__Stated goal__. Write out all the entries word for word, but skip any images.
:::
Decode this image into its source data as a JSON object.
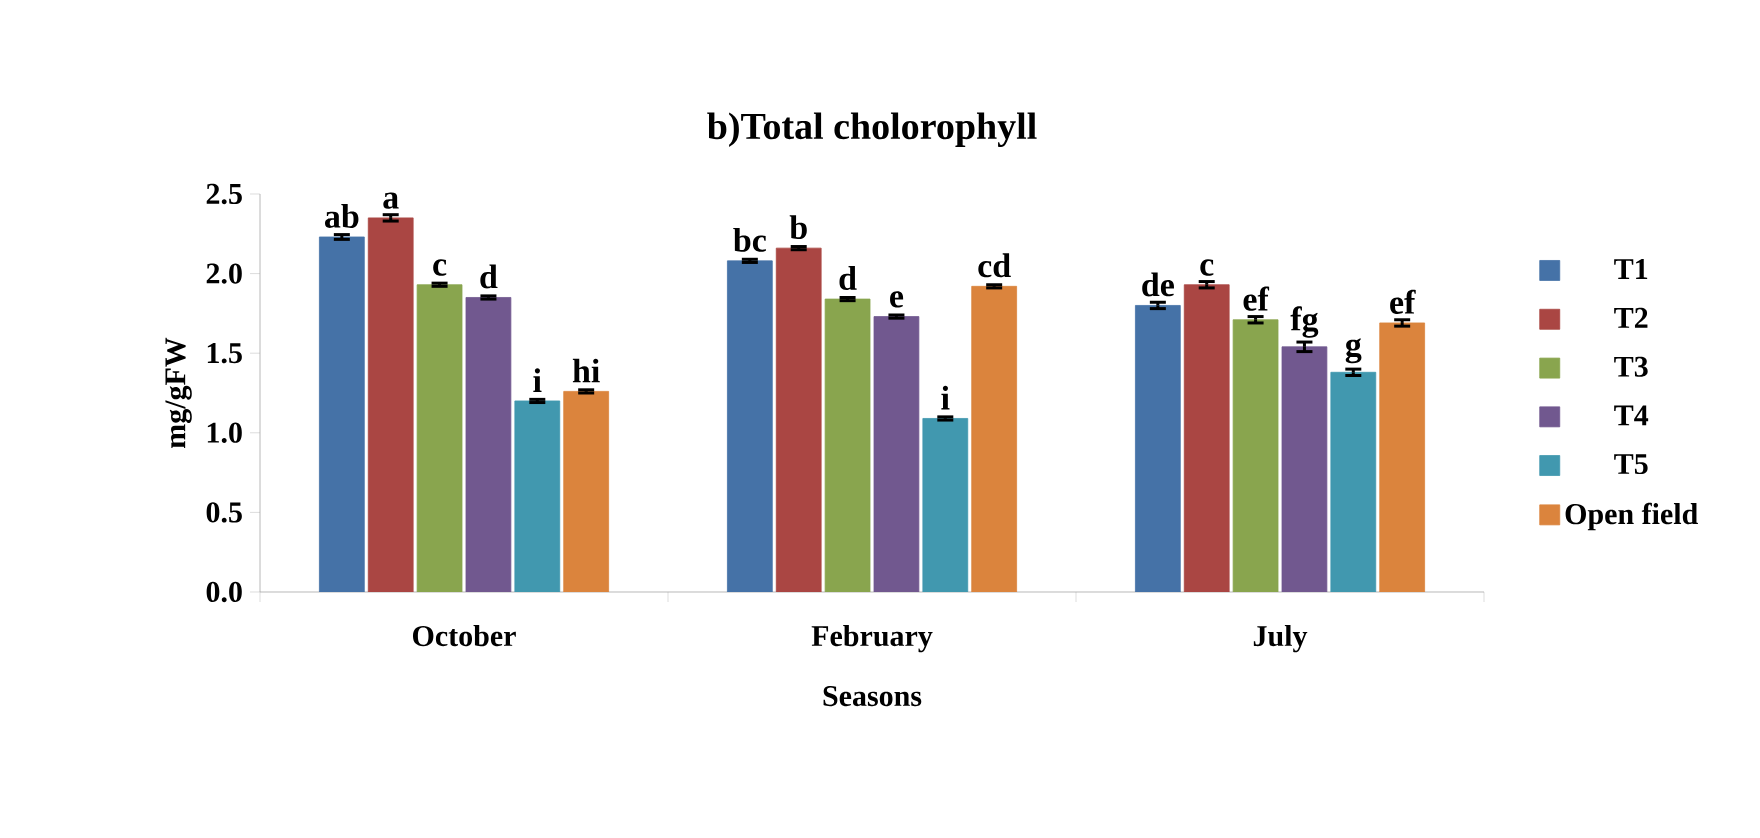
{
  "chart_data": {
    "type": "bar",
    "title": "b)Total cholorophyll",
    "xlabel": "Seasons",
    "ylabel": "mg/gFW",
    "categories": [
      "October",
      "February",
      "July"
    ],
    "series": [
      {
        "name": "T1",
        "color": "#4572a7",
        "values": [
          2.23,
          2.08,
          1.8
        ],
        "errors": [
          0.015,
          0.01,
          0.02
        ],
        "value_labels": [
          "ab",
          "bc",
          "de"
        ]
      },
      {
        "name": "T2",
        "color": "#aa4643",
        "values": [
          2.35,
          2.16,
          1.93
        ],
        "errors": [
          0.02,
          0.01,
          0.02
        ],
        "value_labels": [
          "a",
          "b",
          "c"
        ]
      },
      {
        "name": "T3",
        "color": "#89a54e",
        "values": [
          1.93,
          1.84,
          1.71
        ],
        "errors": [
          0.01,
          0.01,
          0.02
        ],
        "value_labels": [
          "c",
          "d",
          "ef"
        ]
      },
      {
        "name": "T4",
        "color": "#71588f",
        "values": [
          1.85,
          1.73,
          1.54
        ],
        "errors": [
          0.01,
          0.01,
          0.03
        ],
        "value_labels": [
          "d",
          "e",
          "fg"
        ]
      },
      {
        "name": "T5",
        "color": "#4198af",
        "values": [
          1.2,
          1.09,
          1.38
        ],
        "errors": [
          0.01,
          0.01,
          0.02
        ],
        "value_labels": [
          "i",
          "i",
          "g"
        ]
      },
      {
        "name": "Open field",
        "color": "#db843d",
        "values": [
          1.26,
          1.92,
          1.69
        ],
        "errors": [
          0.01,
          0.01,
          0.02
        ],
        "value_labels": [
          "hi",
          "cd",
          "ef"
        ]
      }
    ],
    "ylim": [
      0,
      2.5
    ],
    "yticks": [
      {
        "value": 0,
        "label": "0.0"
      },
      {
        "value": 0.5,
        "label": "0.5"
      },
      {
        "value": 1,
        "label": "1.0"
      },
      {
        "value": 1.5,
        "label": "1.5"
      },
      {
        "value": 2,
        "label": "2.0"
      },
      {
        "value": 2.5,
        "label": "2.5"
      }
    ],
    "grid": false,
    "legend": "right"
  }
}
:::
__Answer below__.
Decode this image into its source data as a JSON object.
{
  "chart_data": {
    "type": "bar",
    "title": "b)Total cholorophyll",
    "xlabel": "Seasons",
    "ylabel": "mg/gFW",
    "categories": [
      "October",
      "February",
      "July"
    ],
    "series": [
      {
        "name": "T1",
        "color": "#4572a7",
        "values": [
          2.23,
          2.08,
          1.8
        ],
        "errors": [
          0.015,
          0.01,
          0.02
        ],
        "value_labels": [
          "ab",
          "bc",
          "de"
        ]
      },
      {
        "name": "T2",
        "color": "#aa4643",
        "values": [
          2.35,
          2.16,
          1.93
        ],
        "errors": [
          0.02,
          0.01,
          0.02
        ],
        "value_labels": [
          "a",
          "b",
          "c"
        ]
      },
      {
        "name": "T3",
        "color": "#89a54e",
        "values": [
          1.93,
          1.84,
          1.71
        ],
        "errors": [
          0.01,
          0.01,
          0.02
        ],
        "value_labels": [
          "c",
          "d",
          "ef"
        ]
      },
      {
        "name": "T4",
        "color": "#71588f",
        "values": [
          1.85,
          1.73,
          1.54
        ],
        "errors": [
          0.01,
          0.01,
          0.03
        ],
        "value_labels": [
          "d",
          "e",
          "fg"
        ]
      },
      {
        "name": "T5",
        "color": "#4198af",
        "values": [
          1.2,
          1.09,
          1.38
        ],
        "errors": [
          0.01,
          0.01,
          0.02
        ],
        "value_labels": [
          "i",
          "i",
          "g"
        ]
      },
      {
        "name": "Open field",
        "color": "#db843d",
        "values": [
          1.26,
          1.92,
          1.69
        ],
        "errors": [
          0.01,
          0.01,
          0.02
        ],
        "value_labels": [
          "hi",
          "cd",
          "ef"
        ]
      }
    ],
    "ylim": [
      0,
      2.5
    ],
    "yticks": [
      {
        "value": 0,
        "label": "0.0"
      },
      {
        "value": 0.5,
        "label": "0.5"
      },
      {
        "value": 1,
        "label": "1.0"
      },
      {
        "value": 1.5,
        "label": "1.5"
      },
      {
        "value": 2,
        "label": "2.0"
      },
      {
        "value": 2.5,
        "label": "2.5"
      }
    ],
    "grid": false,
    "legend": "right"
  }
}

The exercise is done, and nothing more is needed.